According to the Library of Congress, Asian/Pacific American Heritage Month takes place in May for two reasons: May 7, 1843, marked the immigration of the first Japanese citizen to the U.S.; and on May 10, 1869, the transcontinental railroad was completed, mostly by Chinese immigrant workers.

Credit: Marvin Trachetenberg

Dorothy Ko explores the subjects of gender and body in early modern China. In her books, Ko unravels the complex worlds of Chinese footbinding (Cinderella’s Sisters: A Revisionist History of Footbinding), fashion (Every Step a Lotus: Shoes for Bound Feet), and feminism (Teachers of the Inner Chambers: Women and Culture in Seventeenth-Century China). Her latest, The Social Life of Inkstones: Artisans and Scholars in Early Qing China, introduces the West to the world of ancient Asian stones and includes close to 100 images (see slideshow below). Ko explains the significance of this highly specialized art form.

What exactly is an inkstone and what is its significance in East Asian culture?

An inkstone is a piece of polished stone about the size of an outstretched palm. Before the invention of fountain pens, let alone laptops and iPads, every student, writer, or painter in East Asia had to grind a fresh supply of ink at the desk by dipping an ink-stick in water and rubbing it on the surface of the stone. This process was as instinctive to them as recharging our iPhones is to us. Day in and day out, the writers and painters developed deep attachments to their implements. More than an instrument for writing, the inkstone was a collectible object of art, a father’s gift to his school-bound son, a token of friendship, and even a diplomatic gift between states.

Why is this tool so unfamiliar to Western civilizations when it has represented so much for the East for more than a millennium?

Europeans drew ink from an inkpot so they had no use for an ink-grinding stone. Nor did the early European collectors appreciate its subtle beauty as the Chinese connoisseurs did. The color of the inkstone tended to be deep purple or black; it is small and does not display well in a stately home or fancy apartment. So it is no wonder that there is no notable collection of inkstones in Europe or America.

(Supplied data):
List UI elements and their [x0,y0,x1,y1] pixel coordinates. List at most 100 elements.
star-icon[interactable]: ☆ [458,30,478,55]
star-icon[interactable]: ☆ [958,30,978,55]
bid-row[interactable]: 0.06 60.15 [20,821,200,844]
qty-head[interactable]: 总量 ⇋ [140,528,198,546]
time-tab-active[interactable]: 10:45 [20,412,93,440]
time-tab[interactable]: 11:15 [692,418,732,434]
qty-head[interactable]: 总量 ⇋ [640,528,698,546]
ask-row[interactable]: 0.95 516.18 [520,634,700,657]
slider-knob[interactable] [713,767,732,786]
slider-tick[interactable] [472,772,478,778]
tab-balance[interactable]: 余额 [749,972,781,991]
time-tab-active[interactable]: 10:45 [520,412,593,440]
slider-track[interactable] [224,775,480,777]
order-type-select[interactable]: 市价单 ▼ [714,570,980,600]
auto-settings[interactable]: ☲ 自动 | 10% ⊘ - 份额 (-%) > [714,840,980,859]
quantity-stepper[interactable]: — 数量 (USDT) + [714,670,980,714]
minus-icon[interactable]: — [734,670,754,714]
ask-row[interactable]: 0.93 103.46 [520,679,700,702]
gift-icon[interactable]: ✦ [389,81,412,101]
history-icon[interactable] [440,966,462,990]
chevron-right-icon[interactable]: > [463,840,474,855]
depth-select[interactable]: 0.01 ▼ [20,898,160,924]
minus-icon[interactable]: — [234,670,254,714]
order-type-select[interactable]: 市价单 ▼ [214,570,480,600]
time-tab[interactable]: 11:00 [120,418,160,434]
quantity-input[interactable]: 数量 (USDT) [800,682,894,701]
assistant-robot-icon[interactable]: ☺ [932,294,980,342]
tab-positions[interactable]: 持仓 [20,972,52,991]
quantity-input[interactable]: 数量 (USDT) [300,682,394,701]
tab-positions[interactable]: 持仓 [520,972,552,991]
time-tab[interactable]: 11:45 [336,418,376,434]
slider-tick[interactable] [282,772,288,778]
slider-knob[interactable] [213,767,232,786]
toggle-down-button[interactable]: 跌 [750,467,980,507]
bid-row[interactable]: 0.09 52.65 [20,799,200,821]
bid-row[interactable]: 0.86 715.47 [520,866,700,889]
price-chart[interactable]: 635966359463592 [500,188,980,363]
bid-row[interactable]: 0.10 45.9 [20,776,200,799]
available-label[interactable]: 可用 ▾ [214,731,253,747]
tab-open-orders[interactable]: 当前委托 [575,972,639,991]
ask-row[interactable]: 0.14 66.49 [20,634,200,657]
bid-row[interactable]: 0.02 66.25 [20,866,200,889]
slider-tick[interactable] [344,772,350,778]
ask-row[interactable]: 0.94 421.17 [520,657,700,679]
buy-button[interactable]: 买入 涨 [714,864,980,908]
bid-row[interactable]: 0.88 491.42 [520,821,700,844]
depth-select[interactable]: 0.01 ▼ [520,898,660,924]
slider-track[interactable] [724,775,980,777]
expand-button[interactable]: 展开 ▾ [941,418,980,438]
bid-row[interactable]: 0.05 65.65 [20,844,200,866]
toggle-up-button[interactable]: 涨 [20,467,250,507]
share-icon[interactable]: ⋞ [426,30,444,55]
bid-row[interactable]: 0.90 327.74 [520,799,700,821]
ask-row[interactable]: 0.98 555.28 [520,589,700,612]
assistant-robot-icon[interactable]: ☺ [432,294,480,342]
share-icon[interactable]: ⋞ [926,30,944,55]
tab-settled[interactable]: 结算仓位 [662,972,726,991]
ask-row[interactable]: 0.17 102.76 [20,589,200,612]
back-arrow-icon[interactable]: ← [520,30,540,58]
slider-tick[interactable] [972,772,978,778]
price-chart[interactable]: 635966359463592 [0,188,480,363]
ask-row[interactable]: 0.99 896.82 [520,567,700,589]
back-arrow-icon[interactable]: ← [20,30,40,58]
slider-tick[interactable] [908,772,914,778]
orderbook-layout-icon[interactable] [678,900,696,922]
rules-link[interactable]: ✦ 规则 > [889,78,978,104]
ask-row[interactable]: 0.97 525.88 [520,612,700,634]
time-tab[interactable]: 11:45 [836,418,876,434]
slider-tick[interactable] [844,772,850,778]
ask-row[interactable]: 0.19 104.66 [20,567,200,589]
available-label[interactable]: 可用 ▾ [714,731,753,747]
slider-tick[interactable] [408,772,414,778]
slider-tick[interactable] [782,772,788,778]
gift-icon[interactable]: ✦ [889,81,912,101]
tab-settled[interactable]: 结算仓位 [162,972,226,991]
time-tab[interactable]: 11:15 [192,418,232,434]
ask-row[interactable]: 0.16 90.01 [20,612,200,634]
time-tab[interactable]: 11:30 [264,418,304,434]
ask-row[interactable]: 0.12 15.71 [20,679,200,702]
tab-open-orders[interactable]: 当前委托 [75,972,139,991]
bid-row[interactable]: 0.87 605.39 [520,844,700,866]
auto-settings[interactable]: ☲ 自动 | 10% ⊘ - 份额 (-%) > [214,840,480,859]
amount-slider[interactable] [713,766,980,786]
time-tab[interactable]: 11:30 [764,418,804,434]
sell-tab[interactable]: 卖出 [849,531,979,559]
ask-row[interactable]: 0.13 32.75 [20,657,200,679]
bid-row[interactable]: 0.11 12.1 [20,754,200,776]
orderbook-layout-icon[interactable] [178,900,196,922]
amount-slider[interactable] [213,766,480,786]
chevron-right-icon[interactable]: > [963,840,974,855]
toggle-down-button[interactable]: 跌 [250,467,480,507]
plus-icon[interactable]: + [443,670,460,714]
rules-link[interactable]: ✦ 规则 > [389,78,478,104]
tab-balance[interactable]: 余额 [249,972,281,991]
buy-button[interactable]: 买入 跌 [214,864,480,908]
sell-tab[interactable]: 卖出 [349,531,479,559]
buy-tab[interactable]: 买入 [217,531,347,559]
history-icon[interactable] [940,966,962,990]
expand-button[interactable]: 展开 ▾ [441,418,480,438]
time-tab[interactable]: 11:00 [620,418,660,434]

(Activity 1): Reproduce the passage of the inkstone text starting at "Dorothy Ko explores" and ending at "specialized art form.".
(Activity 2):
For each statement below, answer yes or no according to the inkstone text, and quote the words from the text that decide it.
(a) The transcontinental railroad was completed on May 10, 1869.
(b) Inkstones display well in a stately home.
(c) An inkstone is about the size of an outstretched palm.
(Activity 3): List every book title by Dorothy Ko that the inkstone text names.

(Response area 1):
Dorothy Ko explores the subjects of gender and body in early modern China. In her books, Ko unravels the complex worlds of Chinese footbinding (Cinderella’s Sisters: A Revisionist History of Footbinding), fashion (Every Step a Lotus: Shoes for Bound Feet), and feminism (Teachers of the Inner Chambers: Women and Culture in Seventeenth-Century China). Her latest, The Social Life of Inkstones: Artisans and Scholars in Early Qing China, introduces the West to the world of ancient Asian stones and includes close to 100 images (see slideshow below). Ko explains the significance of this highly specialized art form.

(Response area 2):
(a) Yes: "on May 10, 1869, the transcontinental railroad was completed"
(b) No: "it is small and does not display well in a stately home or fancy apartment"
(c) Yes: "An inkstone is a piece of polished stone about the size of an outstretched palm"

(Response area 3):
Cinderella's Sisters: A Revisionist History of Footbinding
Every Step a Lotus: Shoes for Bound Feet
Teachers of the Inner Chambers: Women and Culture in Seventeenth-Century China
The Social Life of Inkstones: Artisans and Scholars in Early Qing China